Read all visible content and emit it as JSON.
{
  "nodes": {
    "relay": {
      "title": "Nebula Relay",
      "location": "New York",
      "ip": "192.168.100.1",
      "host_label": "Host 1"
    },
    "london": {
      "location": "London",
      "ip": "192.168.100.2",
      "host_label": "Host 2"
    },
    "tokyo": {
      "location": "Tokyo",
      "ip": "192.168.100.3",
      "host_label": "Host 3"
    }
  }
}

· · · · ·

EXERCISE PROMPT -> Please give back all of the records exactly as written.

THE RESULT ->
Read all visible content and emit it as JSON.
{
  "nodes": {
    "relay": {
      "title": "Nebula Relay",
      "location": "New York",
      "ip": "192.168.100.1",
      "host_label": "Host 1"
    },
    "london": {
      "location": "London",
      "ip": "192.168.100.2",
      "host_label": "Host 2"
    },
    "tokyo": {
      "location": "Tokyo",
      "ip": "192.168.100.3",
      "host_label": "Host 3"
    }
  }
}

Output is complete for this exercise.